#### Written task:
Sift the material for lines containing "text", and return them.

#### Input rows:
--- start ---

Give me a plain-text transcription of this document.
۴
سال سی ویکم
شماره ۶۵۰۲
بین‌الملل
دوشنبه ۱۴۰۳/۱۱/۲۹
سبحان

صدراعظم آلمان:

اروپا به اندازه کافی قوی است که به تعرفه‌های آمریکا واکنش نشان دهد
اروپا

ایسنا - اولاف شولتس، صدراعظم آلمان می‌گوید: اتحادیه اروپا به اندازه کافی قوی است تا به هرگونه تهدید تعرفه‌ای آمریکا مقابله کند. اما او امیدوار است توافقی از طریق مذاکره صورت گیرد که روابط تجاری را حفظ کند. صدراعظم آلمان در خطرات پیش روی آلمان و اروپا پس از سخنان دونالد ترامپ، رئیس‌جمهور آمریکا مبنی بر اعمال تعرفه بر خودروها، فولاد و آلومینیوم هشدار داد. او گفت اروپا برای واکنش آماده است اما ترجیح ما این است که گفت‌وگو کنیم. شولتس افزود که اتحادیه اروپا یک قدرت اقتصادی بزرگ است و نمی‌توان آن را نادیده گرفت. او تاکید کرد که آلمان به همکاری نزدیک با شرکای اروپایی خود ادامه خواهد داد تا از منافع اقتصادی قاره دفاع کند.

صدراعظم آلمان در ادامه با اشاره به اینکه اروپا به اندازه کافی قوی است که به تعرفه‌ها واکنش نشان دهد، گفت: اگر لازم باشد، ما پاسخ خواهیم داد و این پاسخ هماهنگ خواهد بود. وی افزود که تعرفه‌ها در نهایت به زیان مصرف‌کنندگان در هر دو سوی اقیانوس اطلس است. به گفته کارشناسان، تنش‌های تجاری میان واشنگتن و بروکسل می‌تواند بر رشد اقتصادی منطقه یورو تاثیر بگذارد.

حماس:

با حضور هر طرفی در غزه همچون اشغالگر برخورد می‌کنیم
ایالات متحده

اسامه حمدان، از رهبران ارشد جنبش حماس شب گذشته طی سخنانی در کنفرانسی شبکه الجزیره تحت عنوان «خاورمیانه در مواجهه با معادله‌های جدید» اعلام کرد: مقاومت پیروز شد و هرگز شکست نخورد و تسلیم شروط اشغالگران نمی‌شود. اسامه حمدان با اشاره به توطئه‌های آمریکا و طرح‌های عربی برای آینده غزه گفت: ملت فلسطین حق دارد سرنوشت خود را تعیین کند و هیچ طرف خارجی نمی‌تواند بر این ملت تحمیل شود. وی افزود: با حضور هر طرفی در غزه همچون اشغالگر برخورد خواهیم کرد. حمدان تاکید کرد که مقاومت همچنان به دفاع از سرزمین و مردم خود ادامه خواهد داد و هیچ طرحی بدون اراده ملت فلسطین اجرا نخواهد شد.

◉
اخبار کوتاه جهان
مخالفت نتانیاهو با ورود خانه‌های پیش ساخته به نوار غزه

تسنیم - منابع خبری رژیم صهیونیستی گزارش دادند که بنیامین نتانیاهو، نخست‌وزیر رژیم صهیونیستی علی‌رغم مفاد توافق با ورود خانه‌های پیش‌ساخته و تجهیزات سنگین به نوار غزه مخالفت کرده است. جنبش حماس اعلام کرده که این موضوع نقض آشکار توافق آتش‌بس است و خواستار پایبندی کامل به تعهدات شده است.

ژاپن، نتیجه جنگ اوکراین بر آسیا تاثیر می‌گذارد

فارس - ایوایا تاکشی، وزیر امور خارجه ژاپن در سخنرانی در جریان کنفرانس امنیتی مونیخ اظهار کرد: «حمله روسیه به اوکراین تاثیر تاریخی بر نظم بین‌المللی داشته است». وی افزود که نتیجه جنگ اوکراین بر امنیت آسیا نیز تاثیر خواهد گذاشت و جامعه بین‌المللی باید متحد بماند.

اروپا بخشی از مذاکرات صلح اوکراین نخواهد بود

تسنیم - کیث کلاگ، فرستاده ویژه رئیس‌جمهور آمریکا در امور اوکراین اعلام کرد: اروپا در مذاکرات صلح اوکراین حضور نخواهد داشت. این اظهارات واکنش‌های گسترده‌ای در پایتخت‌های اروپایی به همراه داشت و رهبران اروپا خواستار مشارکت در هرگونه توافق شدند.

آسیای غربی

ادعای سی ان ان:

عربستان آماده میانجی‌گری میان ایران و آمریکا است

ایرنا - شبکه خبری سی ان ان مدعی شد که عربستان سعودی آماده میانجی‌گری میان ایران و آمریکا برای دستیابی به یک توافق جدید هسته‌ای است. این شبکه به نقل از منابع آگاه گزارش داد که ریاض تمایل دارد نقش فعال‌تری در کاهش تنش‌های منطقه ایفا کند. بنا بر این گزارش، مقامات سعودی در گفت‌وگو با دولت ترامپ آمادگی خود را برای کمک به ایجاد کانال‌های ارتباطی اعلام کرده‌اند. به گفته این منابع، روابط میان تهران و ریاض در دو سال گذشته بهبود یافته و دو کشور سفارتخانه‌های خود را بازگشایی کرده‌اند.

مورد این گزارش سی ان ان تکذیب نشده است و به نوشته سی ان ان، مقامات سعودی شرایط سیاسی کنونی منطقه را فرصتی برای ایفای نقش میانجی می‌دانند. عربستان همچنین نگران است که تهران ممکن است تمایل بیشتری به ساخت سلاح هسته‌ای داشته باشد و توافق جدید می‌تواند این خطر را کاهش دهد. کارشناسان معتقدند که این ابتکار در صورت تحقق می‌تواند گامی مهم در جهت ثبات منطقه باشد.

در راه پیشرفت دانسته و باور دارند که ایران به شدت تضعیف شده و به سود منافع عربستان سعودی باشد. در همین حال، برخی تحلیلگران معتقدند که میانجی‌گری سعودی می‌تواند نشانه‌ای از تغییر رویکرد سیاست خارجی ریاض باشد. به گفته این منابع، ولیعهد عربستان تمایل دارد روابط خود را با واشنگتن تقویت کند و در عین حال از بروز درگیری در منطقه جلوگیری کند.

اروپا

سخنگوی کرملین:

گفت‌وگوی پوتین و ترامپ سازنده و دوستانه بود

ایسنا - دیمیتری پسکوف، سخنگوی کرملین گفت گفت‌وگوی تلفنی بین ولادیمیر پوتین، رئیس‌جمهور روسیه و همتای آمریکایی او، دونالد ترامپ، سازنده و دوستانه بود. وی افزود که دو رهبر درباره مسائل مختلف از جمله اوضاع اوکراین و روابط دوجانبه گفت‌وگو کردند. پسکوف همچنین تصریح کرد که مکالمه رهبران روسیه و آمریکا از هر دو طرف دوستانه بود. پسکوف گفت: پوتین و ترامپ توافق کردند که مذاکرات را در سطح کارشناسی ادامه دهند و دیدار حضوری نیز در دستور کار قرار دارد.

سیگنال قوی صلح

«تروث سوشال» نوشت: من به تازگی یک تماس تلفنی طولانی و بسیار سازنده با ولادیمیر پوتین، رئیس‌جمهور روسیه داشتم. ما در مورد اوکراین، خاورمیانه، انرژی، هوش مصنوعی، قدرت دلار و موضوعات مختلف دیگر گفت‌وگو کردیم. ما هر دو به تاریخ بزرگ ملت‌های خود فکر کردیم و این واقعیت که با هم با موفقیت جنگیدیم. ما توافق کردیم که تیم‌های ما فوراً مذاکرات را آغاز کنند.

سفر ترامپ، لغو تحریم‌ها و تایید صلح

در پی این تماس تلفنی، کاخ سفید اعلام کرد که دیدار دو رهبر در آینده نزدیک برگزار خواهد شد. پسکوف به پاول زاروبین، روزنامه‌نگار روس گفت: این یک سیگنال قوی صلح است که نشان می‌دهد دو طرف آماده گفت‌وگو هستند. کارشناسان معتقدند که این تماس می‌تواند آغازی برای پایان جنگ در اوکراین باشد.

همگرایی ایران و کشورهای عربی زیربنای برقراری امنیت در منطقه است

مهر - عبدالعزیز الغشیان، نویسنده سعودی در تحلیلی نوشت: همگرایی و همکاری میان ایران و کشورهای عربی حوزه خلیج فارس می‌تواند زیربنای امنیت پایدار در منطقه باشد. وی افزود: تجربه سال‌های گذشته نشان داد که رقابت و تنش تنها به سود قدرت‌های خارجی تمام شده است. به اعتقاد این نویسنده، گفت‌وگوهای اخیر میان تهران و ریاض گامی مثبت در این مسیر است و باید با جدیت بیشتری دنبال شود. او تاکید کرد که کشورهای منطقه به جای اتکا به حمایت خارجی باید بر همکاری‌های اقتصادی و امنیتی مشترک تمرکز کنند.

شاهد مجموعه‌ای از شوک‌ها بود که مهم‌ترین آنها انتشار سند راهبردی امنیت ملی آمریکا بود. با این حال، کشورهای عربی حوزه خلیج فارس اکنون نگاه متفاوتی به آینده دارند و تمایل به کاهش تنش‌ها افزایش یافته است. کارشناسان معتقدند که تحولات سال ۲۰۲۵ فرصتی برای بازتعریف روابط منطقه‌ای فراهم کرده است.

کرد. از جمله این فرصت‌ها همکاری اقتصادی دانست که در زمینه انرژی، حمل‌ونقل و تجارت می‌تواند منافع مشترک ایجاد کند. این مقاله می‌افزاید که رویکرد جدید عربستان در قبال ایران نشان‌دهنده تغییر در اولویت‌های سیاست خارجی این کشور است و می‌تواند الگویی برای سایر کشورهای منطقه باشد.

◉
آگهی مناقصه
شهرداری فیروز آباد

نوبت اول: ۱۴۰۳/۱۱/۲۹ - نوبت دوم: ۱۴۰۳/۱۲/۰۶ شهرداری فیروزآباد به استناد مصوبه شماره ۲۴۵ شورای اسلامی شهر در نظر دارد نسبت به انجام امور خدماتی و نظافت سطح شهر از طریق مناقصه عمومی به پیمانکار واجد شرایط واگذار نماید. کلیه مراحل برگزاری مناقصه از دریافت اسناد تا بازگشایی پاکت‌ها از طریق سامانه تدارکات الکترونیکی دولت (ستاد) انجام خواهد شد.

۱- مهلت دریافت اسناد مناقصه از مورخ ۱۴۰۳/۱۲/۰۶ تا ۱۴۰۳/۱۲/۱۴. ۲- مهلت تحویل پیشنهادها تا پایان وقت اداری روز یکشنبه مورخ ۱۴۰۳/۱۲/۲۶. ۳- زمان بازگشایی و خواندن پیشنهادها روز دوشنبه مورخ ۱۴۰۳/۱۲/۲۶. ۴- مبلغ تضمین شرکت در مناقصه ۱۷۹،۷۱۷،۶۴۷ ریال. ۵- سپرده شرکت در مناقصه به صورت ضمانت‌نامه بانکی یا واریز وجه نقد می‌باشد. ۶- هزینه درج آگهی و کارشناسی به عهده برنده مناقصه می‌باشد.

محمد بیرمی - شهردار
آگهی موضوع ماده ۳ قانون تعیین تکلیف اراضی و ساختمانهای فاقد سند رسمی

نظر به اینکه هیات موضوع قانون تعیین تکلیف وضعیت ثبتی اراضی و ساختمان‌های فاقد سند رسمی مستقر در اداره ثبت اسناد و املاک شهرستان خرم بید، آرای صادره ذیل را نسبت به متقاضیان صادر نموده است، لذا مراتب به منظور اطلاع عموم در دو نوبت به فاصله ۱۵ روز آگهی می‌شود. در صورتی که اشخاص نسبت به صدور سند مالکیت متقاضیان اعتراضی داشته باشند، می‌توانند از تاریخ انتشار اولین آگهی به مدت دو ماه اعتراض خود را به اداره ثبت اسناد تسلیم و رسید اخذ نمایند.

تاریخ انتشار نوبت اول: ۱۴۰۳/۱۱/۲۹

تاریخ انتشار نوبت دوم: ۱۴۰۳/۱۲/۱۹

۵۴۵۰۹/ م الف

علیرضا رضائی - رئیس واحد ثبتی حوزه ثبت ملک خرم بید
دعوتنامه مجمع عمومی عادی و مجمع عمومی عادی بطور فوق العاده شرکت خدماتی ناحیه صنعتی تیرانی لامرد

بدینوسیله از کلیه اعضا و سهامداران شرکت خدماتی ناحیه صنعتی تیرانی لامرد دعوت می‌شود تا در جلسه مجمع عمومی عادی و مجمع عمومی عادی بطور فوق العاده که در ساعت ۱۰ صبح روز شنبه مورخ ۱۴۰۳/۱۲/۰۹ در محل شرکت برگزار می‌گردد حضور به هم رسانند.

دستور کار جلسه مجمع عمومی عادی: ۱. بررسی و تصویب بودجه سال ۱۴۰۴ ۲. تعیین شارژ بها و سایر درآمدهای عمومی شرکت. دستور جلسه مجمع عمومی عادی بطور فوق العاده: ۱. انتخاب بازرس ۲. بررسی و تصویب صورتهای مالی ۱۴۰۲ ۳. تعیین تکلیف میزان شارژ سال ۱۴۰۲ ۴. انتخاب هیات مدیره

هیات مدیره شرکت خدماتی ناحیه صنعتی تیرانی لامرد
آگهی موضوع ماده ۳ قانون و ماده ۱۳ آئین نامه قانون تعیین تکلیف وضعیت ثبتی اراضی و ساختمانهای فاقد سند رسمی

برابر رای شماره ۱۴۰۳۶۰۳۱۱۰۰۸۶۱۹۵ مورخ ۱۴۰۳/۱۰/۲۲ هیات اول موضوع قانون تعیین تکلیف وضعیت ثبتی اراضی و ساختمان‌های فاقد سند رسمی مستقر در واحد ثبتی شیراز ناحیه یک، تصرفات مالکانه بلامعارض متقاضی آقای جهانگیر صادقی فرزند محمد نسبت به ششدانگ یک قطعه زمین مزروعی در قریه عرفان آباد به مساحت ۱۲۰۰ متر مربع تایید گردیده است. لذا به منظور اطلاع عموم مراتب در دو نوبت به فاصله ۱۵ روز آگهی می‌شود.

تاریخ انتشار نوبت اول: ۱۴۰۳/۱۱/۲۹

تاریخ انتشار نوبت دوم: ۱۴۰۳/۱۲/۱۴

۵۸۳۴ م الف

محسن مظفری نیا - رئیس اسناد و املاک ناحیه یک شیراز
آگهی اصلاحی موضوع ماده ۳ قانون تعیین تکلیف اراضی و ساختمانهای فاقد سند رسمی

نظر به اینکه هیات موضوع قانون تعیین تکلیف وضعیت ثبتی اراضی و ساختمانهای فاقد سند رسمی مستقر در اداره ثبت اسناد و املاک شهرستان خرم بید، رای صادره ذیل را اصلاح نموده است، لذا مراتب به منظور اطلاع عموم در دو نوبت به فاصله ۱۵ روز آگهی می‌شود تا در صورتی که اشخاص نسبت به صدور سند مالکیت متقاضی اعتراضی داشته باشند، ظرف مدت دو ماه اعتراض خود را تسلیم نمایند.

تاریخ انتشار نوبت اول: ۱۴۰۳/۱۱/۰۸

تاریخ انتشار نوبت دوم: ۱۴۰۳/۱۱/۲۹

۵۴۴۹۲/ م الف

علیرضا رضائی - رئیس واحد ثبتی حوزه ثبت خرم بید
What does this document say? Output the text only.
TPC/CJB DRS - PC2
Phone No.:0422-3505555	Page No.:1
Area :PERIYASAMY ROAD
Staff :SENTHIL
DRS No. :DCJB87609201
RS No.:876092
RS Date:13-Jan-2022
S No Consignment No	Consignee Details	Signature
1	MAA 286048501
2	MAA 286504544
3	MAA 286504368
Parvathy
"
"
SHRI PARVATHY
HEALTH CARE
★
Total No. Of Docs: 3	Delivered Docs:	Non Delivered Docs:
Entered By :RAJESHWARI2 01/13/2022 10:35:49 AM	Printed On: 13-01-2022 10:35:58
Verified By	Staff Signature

--- end ---

#### Answer to this problem:
Give me a plain-text transcription of this document.
What does this document say? Output the text only.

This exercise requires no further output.